--- START SELECTED TEXT ---

Tuesday, 22 January 2008

Idle Minds Want to Know ...

1. Was Robbie Burns a Mason? I've been saying he was, ever since, as a sixteen year old, I piped the haggis into the Cremorne Masonic Lodge one Burns Night. But it occurs to me now that the Cremorne Masons may have been celebrating Burns Night for the decadent joy of wearing woollen kilts in high Summer, not because Burns ever fondled a chisel.

2. Can I make something out of locally available ingredients that tastes like Drambuie and costs less than $50 a pint? If so, how? (This is a pressing matter. It's only three sleeps til Burns Night, and my wee sleekit hostie has asked me to bring whisky, but I don't like whisky because I have a completely unsophisticated palate [i.e., cabernet sauvignon, no; ribena, yes], and Drambuie is sweet, but I'd have to sell my false teeth to finance it.)

3. Is there any correlation between testosterone levels and natural hair colour? The emissary from Sydney told me on Saturday that people with naturally occurring light coloured hair have less testosterone than people with naturally occurring dark coloured hair. I am not persuaded, but I was nonetheless disappointed by the "naturally occurring" proviso: an indigo rinse before breakfast and a dollop of peroxide after lunch coulda been fun.

4. Balsamic vinegar on strawberries: yes or no?


eyrie said...

1.Given how much fun the idea is, why give it up now?

2.Never having attended a Burns’ night, I do not know how strict the alcohol requirements are or how discerning the average attendee might be. I am also no moonshiner, but I imagine you can get away with whatever you please, so long as the offerings of other guests are served first.

3.Could explain the playfully violent streak I exhibit towards my loved ones, so, as a dark-haired lass, I tell you unequivocally that it’s absolutely true.

4. My first thought is that that would be very wrong, but I stand ready to be corrected.

alexis said...

Ta, Eyrie. This is all very helpful.

Re the Drambuie, I don't actually have anything resembling a still: what I was wondering was whether it might be possible to mix run o' the mill scotch with a bucket of honey and esther of heather (or some such) and convince the young folk that it's a gude willie waught. (Is there such a thing as run o' the mill scotch, for that matter? I'm out of my depth here.)

eyrie said...

'fraid I probably can't offer further assistance. All I know about scotch is what I've been able to glean as I saunter languidly past on my way to the red and fortified wines, but I do know that the prices vary a great deal and the mill runs at various levels. What you're proposing sounds like a kind of cocktail anyway, so maybe you could just look for cocktail recipes which contain whisky and are sweet, make up a gallon or so and bring that with you to the Burns' night festivities. The cocktail book I have has several recipes involving whisky, fruit and various forms of sugar. There's also a Whisky/Drambuie combination ominiously entitled "Rusty Nail".

Martin Kingsley said...

--- END SELECTED TEXT ---

SET EXERCISE 1: Render this sentence from the Burns Night blog post into Spanish: "My first thought is that that would be very wrong, but I stand ready to be corrected."
SET EXERCISE 2: Resume the Burns Night blog post after its final line, and supply the comment that follows "Martin Kingsley said...".

--- START RECORDED DATA ---

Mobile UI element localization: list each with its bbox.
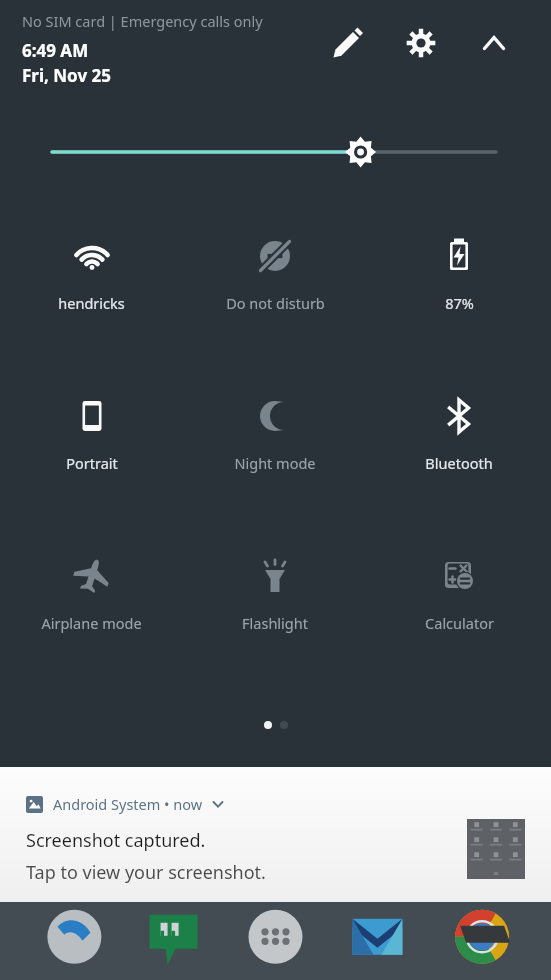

--- END RECORDED DATA ---

REPLY 1: Mi primera impresión es que eso estaría muy mal, pero acepto de buen grado que me corrijan.

REPLY 2:
Aye, I'm going to agree with the cocktail route, here, and wholeheartedly.

I've been drinking my old man's distilled-in-1968 Macallan when the mood has taken me/us, and I have to say that is a fine, fine, fine drop of single highland malt (oh my good God, yes, yes, a thousand times, yes and please). I think, however, that it retails for around a hundred dollars a bottle, but if you ever find yourself needing to gift something to a discerning Scotch drinker whom what matters to you enough to drop a hundred smackeroos on 'em, I guarantee you cannot go wrong with the Macallan. So I've done you a valuable service there, and no mistake.

Run of the mill, as far as I'm aware, essentially refers to things used to remove paint from concrete driveways which have been mislabeled as drinkables. You may die a horrible death attempting to consume the aforementioned. Not to be alarmist or anythin'. Just sayin'.

Cocktails it is, then. Be a test of ye olde Google, I reckons, I does.

Martin Kingsley said...

That is, the drinkables have been mislabeled, not the driveways, though I imagine you would die from attempting to ingest a driveway, no matter how you tell yourself just a tiny piece couldn't hurt.

nailpolishblues said...

Oh, now I greatly desire a wee sip of Drambuie. How I miss my parents' liquor cabinets.

#3 sounds like total rubbish. I would ask a chemical pathologist but I fear being laughed at. A lot.

Maria said...

Asians and Negroes; we're full of testosterone. Them Swedes and Norwegians just don't generally have nearly as much.

Or so it seems to say.

If it's "naturally occurring", Does it mean if you start greying or balding, you're losing your testosterone?

trixie said...

1. All Scots are Masons.

2. ALl Scots worship at the altar of single malt. With due apologies for the imperative tone, do NOT be dabbling with the whiskey, my love. Incidentally, my preferred sweet Scots tipple is the honey sweet and herbal Glayva which is, i think a big kinder the to scots purse than Drambuie.

3. Is my hair darker than yours?

4. Yes yes yes. Or with Pernod, pepper and icing sugar (the strawbs, that is, not the vinegar.)


alexis said...

Gosh, I hadn't realised there were such strong opinions about whiskery on this here intertube. I'm going down the liquortorium tonight to see what I can see. All this would have been so much easier if I'd just been asked to bring a posy of thistles, or a panful of deep fried mars bar, or any other classic emblem of scotoutlandery.

alexis said...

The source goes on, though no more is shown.